**EXERCISE TASK**:
Which lines in the records below contain the word "لقوى"? Copy each of them.

[Collected data]
□ □ □ □ □ □ □

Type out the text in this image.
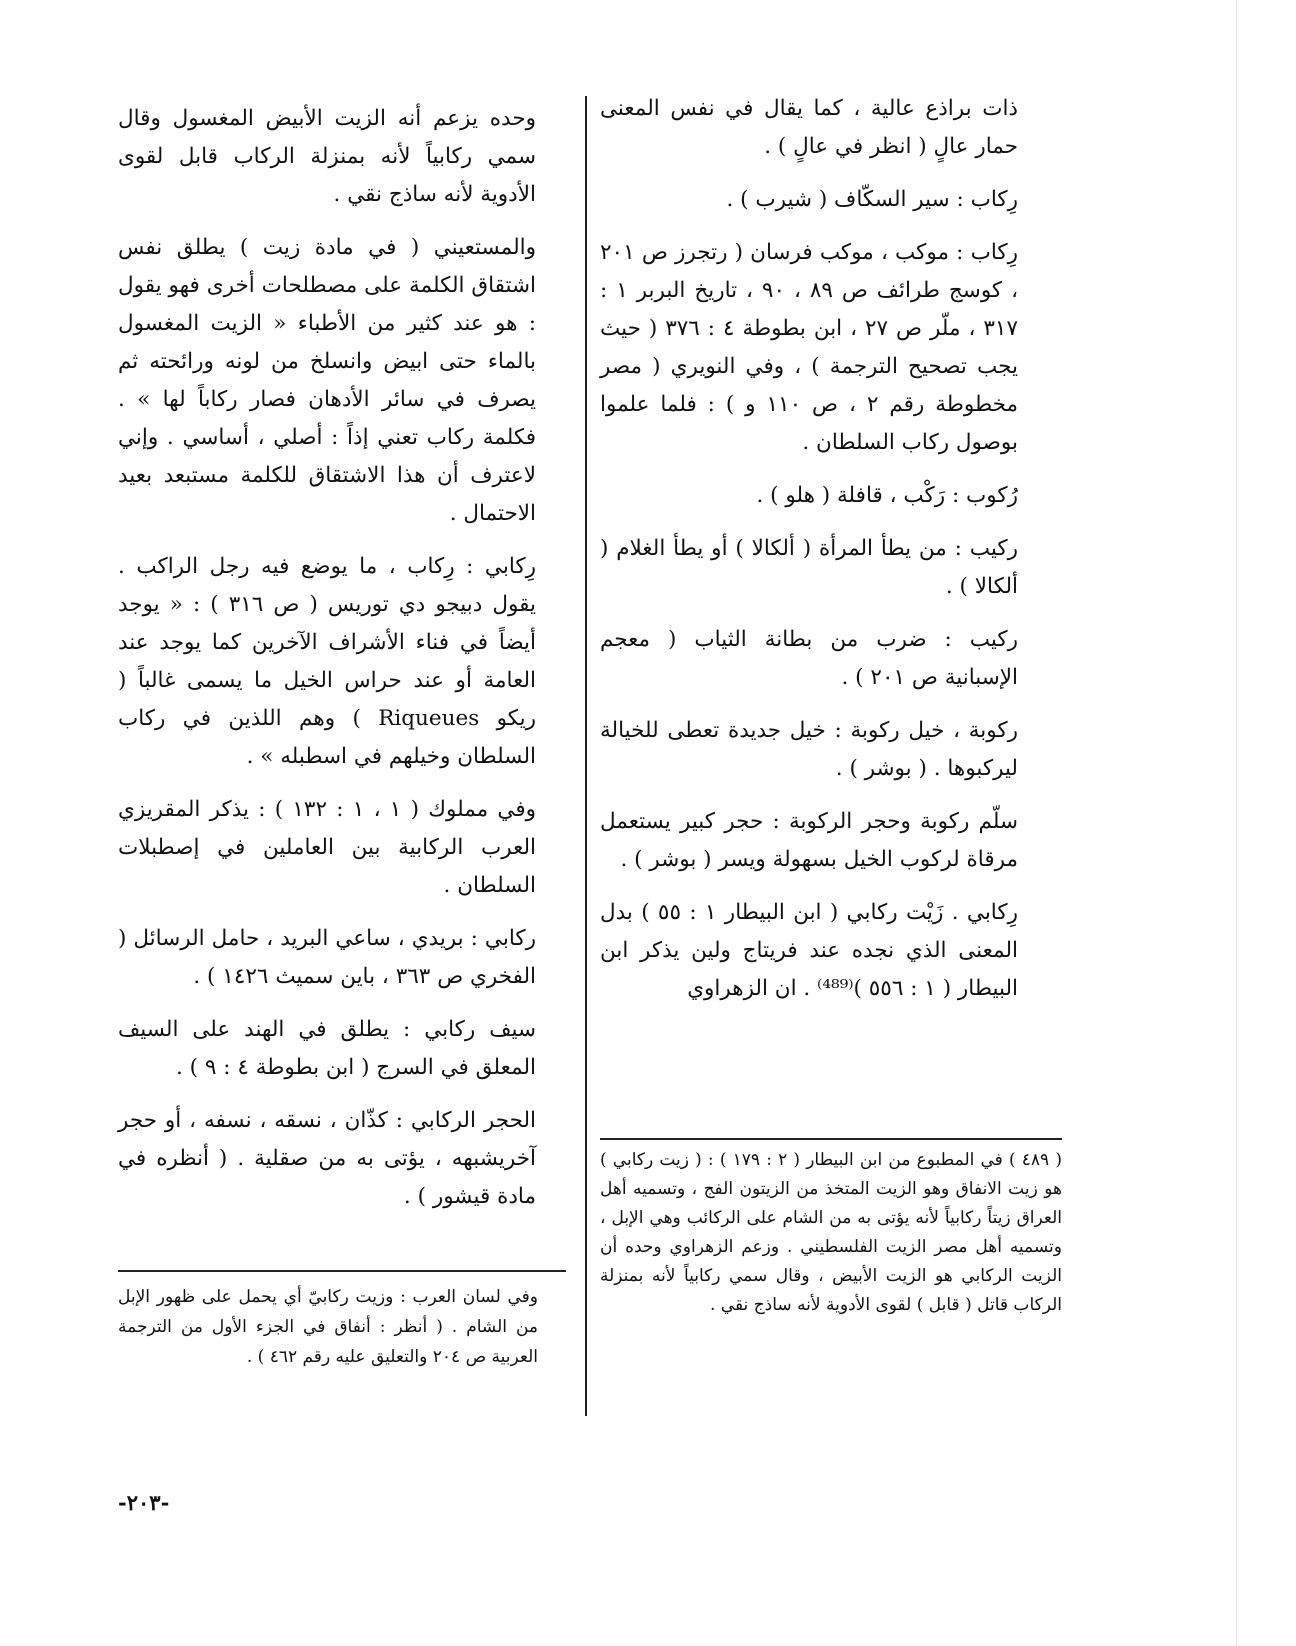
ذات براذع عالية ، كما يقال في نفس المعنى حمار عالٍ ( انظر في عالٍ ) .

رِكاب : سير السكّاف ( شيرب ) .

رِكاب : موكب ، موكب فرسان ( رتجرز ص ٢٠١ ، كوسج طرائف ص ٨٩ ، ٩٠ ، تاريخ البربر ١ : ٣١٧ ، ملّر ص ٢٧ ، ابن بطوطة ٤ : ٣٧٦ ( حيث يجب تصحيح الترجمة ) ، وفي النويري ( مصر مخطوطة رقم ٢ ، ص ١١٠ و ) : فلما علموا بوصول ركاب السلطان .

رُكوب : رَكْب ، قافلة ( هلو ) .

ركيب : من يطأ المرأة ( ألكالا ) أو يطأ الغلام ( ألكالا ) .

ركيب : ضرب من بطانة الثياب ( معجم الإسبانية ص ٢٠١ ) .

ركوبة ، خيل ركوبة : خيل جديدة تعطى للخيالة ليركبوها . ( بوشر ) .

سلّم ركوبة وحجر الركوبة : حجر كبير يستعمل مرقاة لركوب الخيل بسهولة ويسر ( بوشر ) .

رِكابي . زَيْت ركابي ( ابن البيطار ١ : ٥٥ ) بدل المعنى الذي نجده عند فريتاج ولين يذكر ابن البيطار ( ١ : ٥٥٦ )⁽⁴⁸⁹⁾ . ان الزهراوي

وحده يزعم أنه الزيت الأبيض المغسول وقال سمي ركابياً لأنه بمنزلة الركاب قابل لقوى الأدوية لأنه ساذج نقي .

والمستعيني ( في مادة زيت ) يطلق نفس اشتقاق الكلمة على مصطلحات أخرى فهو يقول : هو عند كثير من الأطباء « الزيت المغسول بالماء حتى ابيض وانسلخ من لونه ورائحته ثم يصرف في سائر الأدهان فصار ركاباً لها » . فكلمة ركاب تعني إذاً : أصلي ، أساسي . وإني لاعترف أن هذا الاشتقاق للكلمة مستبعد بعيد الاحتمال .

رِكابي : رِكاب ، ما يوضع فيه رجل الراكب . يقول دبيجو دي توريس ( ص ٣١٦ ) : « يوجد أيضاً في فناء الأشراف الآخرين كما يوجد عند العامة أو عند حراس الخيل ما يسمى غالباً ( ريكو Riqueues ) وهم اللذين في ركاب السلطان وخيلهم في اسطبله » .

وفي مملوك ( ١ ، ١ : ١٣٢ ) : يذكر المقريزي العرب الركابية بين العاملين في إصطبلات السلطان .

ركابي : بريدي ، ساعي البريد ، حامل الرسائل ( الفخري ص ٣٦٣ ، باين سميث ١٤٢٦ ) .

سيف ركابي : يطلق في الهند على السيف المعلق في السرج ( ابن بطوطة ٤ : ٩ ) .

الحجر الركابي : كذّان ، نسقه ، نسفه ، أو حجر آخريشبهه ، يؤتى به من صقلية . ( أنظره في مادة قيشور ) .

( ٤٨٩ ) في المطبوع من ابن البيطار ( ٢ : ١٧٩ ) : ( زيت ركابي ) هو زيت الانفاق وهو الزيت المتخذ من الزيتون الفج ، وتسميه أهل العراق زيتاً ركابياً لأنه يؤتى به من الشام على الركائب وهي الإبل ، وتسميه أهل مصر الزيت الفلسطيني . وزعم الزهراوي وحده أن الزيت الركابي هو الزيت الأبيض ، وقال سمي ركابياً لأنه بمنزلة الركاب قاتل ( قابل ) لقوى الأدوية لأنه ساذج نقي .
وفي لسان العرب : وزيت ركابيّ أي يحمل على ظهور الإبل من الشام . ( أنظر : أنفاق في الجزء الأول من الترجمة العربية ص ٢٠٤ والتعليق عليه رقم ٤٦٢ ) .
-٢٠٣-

□ □ □ □ □ □ □

**RESPONSE TO THE TASK**:
وحده يزعم أنه الزيت الأبيض المغسول وقال سمي ركابياً لأنه بمنزلة الركاب قابل لقوى الأدوية لأنه ساذج نقي .
( ٤٨٩ ) في المطبوع من ابن البيطار ( ٢ : ١٧٩ ) : ( زيت ركابي ) هو زيت الانفاق وهو الزيت المتخذ من الزيتون الفج ، وتسميه أهل العراق زيتاً ركابياً لأنه يؤتى به من الشام على الركائب وهي الإبل ، وتسميه أهل مصر الزيت الفلسطيني . وزعم الزهراوي وحده أن الزيت الركابي هو الزيت الأبيض ، وقال سمي ركابياً لأنه بمنزلة الركاب قاتل ( قابل ) لقوى الأدوية لأنه ساذج نقي .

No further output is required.